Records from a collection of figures
• • • • • • •
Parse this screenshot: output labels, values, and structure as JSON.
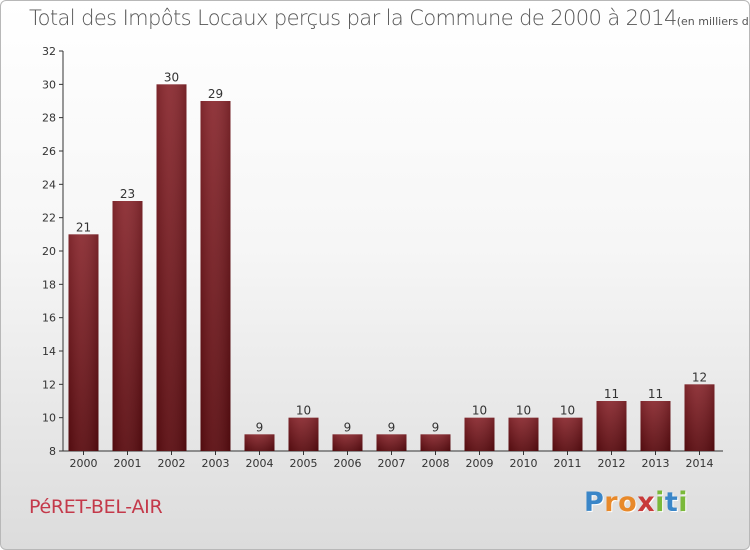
{
  "header": {
    "title": "Total des Impôts Locaux perçus par la Commune de 2000 à 2014",
    "unit": "(en milliers d'€)"
  },
  "footer": {
    "commune": "PéRET-BEL-AIR",
    "logo_letters": [
      "P",
      "r",
      "o",
      "x",
      "i",
      "t",
      "i"
    ],
    "logo_colors": [
      "#3a86c8",
      "#e8892a",
      "#e8892a",
      "#c83a3a",
      "#7ab93a",
      "#3a86c8",
      "#7ab93a"
    ]
  },
  "chart_data": {
    "type": "bar",
    "title": "Total des Impôts Locaux perçus par la Commune de 2000 à 2014",
    "categories": [
      "2000",
      "2001",
      "2002",
      "2003",
      "2004",
      "2005",
      "2006",
      "2007",
      "2008",
      "2009",
      "2010",
      "2011",
      "2012",
      "2013",
      "2014"
    ],
    "values": [
      21,
      23,
      30,
      29,
      9,
      10,
      9,
      9,
      9,
      10,
      10,
      10,
      11,
      11,
      12
    ],
    "ylim": [
      8,
      32
    ],
    "yticks": [
      8,
      10,
      12,
      14,
      16,
      18,
      20,
      22,
      24,
      26,
      28,
      30,
      32
    ],
    "grid": false,
    "bar_color": "#7a1f24",
    "data_labels": true
  }
}
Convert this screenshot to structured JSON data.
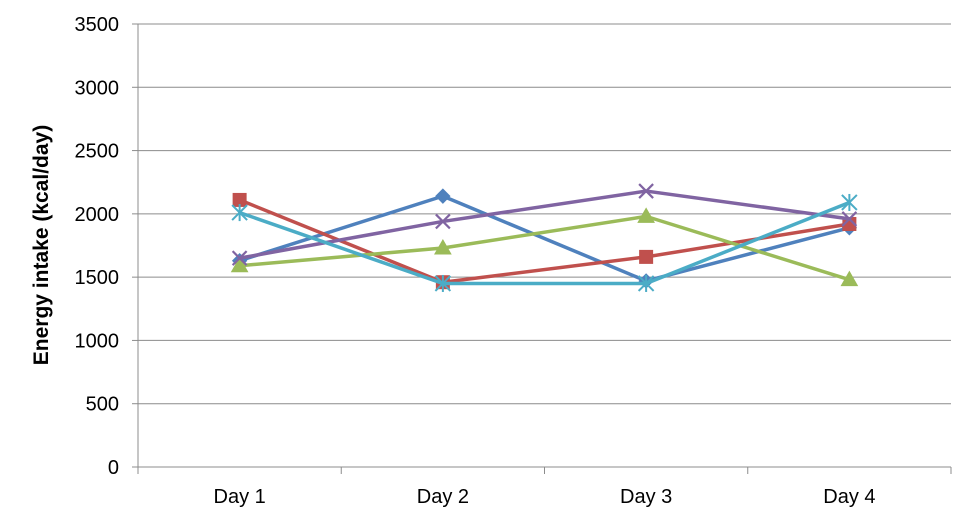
{
  "chart_data": {
    "type": "line",
    "title": "",
    "xlabel": "",
    "ylabel": "Energy intake (kcal/day)",
    "categories": [
      "Day 1",
      "Day 2",
      "Day 3",
      "Day 4"
    ],
    "ylim": [
      0,
      3500
    ],
    "yticks": [
      "0",
      "500",
      "1000",
      "1500",
      "2000",
      "2500",
      "3000",
      "3500"
    ],
    "grid": "horizontal",
    "legend": "none",
    "series": [
      {
        "color": "#4F81BD",
        "marker": "diamond",
        "values": [
          1630,
          2140,
          1470,
          1890
        ]
      },
      {
        "color": "#C0504D",
        "marker": "square",
        "values": [
          2110,
          1460,
          1660,
          1920
        ]
      },
      {
        "color": "#9BBB59",
        "marker": "triangle",
        "values": [
          1590,
          1730,
          1980,
          1480
        ]
      },
      {
        "color": "#8064A2",
        "marker": "x",
        "values": [
          1650,
          1940,
          2180,
          1960
        ]
      },
      {
        "color": "#4BACC6",
        "marker": "star",
        "values": [
          2010,
          1450,
          1450,
          2090
        ]
      }
    ]
  }
}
• • • • • • •
**Exercise prompt:**
Beginning with the line containing "Convert this screenshot" and ending with the last line of the material, output each line exactly; do not include pictures.

**Exercise output:**
Convert this screenshot to structured JSON data.
{
  "chart_data": {
    "type": "line",
    "title": "",
    "xlabel": "",
    "ylabel": "Energy intake (kcal/day)",
    "categories": [
      "Day 1",
      "Day 2",
      "Day 3",
      "Day 4"
    ],
    "ylim": [
      0,
      3500
    ],
    "yticks": [
      "0",
      "500",
      "1000",
      "1500",
      "2000",
      "2500",
      "3000",
      "3500"
    ],
    "grid": "horizontal",
    "legend": "none",
    "series": [
      {
        "color": "#4F81BD",
        "marker": "diamond",
        "values": [
          1630,
          2140,
          1470,
          1890
        ]
      },
      {
        "color": "#C0504D",
        "marker": "square",
        "values": [
          2110,
          1460,
          1660,
          1920
        ]
      },
      {
        "color": "#9BBB59",
        "marker": "triangle",
        "values": [
          1590,
          1730,
          1980,
          1480
        ]
      },
      {
        "color": "#8064A2",
        "marker": "x",
        "values": [
          1650,
          1940,
          2180,
          1960
        ]
      },
      {
        "color": "#4BACC6",
        "marker": "star",
        "values": [
          2010,
          1450,
          1450,
          2090
        ]
      }
    ]
  }
}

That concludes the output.